Exercise prompt: Repeat exactly each line of the data provided below.

+++ Stored rows +++

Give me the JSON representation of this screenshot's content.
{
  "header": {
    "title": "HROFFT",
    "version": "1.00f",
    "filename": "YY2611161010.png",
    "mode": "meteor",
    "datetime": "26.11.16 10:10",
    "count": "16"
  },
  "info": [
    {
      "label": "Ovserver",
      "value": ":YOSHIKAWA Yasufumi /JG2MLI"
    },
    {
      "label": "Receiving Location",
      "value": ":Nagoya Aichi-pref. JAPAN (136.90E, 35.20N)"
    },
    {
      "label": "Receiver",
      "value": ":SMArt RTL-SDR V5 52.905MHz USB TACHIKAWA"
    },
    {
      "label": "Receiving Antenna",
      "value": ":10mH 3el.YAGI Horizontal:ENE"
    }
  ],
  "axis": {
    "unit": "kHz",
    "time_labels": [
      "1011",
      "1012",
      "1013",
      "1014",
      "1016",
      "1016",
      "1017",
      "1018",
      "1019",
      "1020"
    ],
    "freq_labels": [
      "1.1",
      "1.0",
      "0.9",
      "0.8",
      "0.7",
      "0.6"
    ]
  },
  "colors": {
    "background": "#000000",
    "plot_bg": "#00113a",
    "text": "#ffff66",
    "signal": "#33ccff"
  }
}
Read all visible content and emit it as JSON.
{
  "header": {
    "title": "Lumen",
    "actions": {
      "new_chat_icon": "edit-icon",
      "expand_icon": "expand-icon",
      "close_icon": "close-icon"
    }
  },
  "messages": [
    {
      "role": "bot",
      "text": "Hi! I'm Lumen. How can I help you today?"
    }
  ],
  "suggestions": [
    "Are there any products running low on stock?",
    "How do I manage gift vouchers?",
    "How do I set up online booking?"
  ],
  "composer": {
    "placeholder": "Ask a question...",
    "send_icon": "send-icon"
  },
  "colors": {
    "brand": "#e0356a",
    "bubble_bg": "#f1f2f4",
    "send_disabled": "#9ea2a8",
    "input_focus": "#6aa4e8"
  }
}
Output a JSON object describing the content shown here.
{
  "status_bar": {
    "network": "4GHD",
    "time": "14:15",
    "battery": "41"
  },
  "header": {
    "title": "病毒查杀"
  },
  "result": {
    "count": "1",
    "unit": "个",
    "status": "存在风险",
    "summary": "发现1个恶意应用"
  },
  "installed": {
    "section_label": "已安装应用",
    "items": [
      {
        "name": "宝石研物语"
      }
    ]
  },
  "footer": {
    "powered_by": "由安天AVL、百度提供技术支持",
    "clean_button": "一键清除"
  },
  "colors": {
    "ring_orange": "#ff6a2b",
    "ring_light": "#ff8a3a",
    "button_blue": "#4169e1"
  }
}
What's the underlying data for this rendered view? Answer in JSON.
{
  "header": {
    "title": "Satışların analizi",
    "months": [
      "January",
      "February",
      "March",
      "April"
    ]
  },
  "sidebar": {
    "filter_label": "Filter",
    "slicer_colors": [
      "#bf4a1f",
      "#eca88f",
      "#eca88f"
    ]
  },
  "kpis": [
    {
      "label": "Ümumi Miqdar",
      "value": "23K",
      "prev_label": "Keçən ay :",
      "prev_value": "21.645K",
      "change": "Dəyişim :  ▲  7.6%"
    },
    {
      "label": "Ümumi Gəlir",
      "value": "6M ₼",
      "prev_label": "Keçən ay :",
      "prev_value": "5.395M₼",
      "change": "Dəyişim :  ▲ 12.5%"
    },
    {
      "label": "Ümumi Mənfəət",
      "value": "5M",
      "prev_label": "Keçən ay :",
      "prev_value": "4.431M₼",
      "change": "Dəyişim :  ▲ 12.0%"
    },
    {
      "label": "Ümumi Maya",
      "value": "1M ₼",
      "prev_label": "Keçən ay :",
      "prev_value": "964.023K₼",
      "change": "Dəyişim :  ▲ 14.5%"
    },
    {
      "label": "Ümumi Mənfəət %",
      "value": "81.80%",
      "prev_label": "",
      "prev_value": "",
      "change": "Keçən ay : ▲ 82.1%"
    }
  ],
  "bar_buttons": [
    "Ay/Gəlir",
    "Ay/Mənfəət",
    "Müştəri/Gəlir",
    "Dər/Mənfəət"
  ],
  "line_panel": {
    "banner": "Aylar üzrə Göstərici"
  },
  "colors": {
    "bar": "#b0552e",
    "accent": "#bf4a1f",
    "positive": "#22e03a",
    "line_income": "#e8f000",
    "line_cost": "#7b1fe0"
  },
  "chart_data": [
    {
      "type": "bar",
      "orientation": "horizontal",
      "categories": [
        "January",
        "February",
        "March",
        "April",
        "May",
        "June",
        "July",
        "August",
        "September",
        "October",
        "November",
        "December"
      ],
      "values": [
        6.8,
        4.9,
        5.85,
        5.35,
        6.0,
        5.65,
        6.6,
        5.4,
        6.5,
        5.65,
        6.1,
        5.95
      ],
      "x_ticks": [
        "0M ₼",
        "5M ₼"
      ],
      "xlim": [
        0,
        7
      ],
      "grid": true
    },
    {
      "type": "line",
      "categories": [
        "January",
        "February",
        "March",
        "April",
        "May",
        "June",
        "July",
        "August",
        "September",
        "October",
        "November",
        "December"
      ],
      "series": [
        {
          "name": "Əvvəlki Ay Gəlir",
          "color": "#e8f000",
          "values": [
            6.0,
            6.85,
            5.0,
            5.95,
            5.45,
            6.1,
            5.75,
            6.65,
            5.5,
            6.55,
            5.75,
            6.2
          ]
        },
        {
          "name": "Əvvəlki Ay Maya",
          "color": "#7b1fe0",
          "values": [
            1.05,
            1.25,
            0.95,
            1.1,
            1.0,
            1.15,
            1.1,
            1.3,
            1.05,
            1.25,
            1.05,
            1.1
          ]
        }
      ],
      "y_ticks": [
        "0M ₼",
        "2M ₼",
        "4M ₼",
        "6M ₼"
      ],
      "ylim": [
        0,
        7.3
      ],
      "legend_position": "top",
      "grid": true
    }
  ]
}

+++

Exercise output:
Give me the JSON representation of this screenshot's content.
{
  "header": {
    "title": "HROFFT",
    "version": "1.00f",
    "filename": "YY2611161010.png",
    "mode": "meteor",
    "datetime": "26.11.16 10:10",
    "count": "16"
  },
  "info": [
    {
      "label": "Ovserver",
      "value": ":YOSHIKAWA Yasufumi /JG2MLI"
    },
    {
      "label": "Receiving Location",
      "value": ":Nagoya Aichi-pref. JAPAN (136.90E, 35.20N)"
    },
    {
      "label": "Receiver",
      "value": ":SMArt RTL-SDR V5 52.905MHz USB TACHIKAWA"
    },
    {
      "label": "Receiving Antenna",
      "value": ":10mH 3el.YAGI Horizontal:ENE"
    }
  ],
  "axis": {
    "unit": "kHz",
    "time_labels": [
      "1011",
      "1012",
      "1013",
      "1014",
      "1016",
      "1016",
      "1017",
      "1018",
      "1019",
      "1020"
    ],
    "freq_labels": [
      "1.1",
      "1.0",
      "0.9",
      "0.8",
      "0.7",
      "0.6"
    ]
  },
  "colors": {
    "background": "#000000",
    "plot_bg": "#00113a",
    "text": "#ffff66",
    "signal": "#33ccff"
  }
}
Read all visible content and emit it as JSON.
{
  "header": {
    "title": "Lumen",
    "actions": {
      "new_chat_icon": "edit-icon",
      "expand_icon": "expand-icon",
      "close_icon": "close-icon"
    }
  },
  "messages": [
    {
      "role": "bot",
      "text": "Hi! I'm Lumen. How can I help you today?"
    }
  ],
  "suggestions": [
    "Are there any products running low on stock?",
    "How do I manage gift vouchers?",
    "How do I set up online booking?"
  ],
  "composer": {
    "placeholder": "Ask a question...",
    "send_icon": "send-icon"
  },
  "colors": {
    "brand": "#e0356a",
    "bubble_bg": "#f1f2f4",
    "send_disabled": "#9ea2a8",
    "input_focus": "#6aa4e8"
  }
}
Output a JSON object describing the content shown here.
{
  "status_bar": {
    "network": "4GHD",
    "time": "14:15",
    "battery": "41"
  },
  "header": {
    "title": "病毒查杀"
  },
  "result": {
    "count": "1",
    "unit": "个",
    "status": "存在风险",
    "summary": "发现1个恶意应用"
  },
  "installed": {
    "section_label": "已安装应用",
    "items": [
      {
        "name": "宝石研物语"
      }
    ]
  },
  "footer": {
    "powered_by": "由安天AVL、百度提供技术支持",
    "clean_button": "一键清除"
  },
  "colors": {
    "ring_orange": "#ff6a2b",
    "ring_light": "#ff8a3a",
    "button_blue": "#4169e1"
  }
}
What's the underlying data for this rendered view? Answer in JSON.
{
  "header": {
    "title": "Satışların analizi",
    "months": [
      "January",
      "February",
      "March",
      "April"
    ]
  },
  "sidebar": {
    "filter_label": "Filter",
    "slicer_colors": [
      "#bf4a1f",
      "#eca88f",
      "#eca88f"
    ]
  },
  "kpis": [
    {
      "label": "Ümumi Miqdar",
      "value": "23K",
      "prev_label": "Keçən ay :",
      "prev_value": "21.645K",
      "change": "Dəyişim :  ▲  7.6%"
    },
    {
      "label": "Ümumi Gəlir",
      "value": "6M ₼",
      "prev_label": "Keçən ay :",
      "prev_value": "5.395M₼",
      "change": "Dəyişim :  ▲ 12.5%"
    },
    {
      "label": "Ümumi Mənfəət",
      "value": "5M",
      "prev_label": "Keçən ay :",
      "prev_value": "4.431M₼",
      "change": "Dəyişim :  ▲ 12.0%"
    },
    {
      "label": "Ümumi Maya",
      "value": "1M ₼",
      "prev_label": "Keçən ay :",
      "prev_value": "964.023K₼",
      "change": "Dəyişim :  ▲ 14.5%"
    },
    {
      "label": "Ümumi Mənfəət %",
      "value": "81.80%",
      "prev_label": "",
      "prev_value": "",
      "change": "Keçən ay : ▲ 82.1%"
    }
  ],
  "bar_buttons": [
    "Ay/Gəlir",
    "Ay/Mənfəət",
    "Müştəri/Gəlir",
    "Dər/Mənfəət"
  ],
  "line_panel": {
    "banner": "Aylar üzrə Göstərici"
  },
  "colors": {
    "bar": "#b0552e",
    "accent": "#bf4a1f",
    "positive": "#22e03a",
    "line_income": "#e8f000",
    "line_cost": "#7b1fe0"
  },
  "chart_data": [
    {
      "type": "bar",
      "orientation": "horizontal",
      "categories": [
        "January",
        "February",
        "March",
        "April",
        "May",
        "June",
        "July",
        "August",
        "September",
        "October",
        "November",
        "December"
      ],
      "values": [
        6.8,
        4.9,
        5.85,
        5.35,
        6.0,
        5.65,
        6.6,
        5.4,
        6.5,
        5.65,
        6.1,
        5.95
      ],
      "x_ticks": [
        "0M ₼",
        "5M ₼"
      ],
      "xlim": [
        0,
        7
      ],
      "grid": true
    },
    {
      "type": "line",
      "categories": [
        "January",
        "February",
        "March",
        "April",
        "May",
        "June",
        "July",
        "August",
        "September",
        "October",
        "November",
        "December"
      ],
      "series": [
        {
          "name": "Əvvəlki Ay Gəlir",
          "color": "#e8f000",
          "values": [
            6.0,
            6.85,
            5.0,
            5.95,
            5.45,
            6.1,
            5.75,
            6.65,
            5.5,
            6.55,
            5.75,
            6.2
          ]
        },
        {
          "name": "Əvvəlki Ay Maya",
          "color": "#7b1fe0",
          "values": [
            1.05,
            1.25,
            0.95,
            1.1,
            1.0,
            1.15,
            1.1,
            1.3,
            1.05,
            1.25,
            1.05,
            1.1
          ]
        }
      ],
      "y_ticks": [
        "0M ₼",
        "2M ₼",
        "4M ₼",
        "6M ₼"
      ],
      "ylim": [
        0,
        7.3
      ],
      "legend_position": "top",
      "grid": true
    }
  ]
}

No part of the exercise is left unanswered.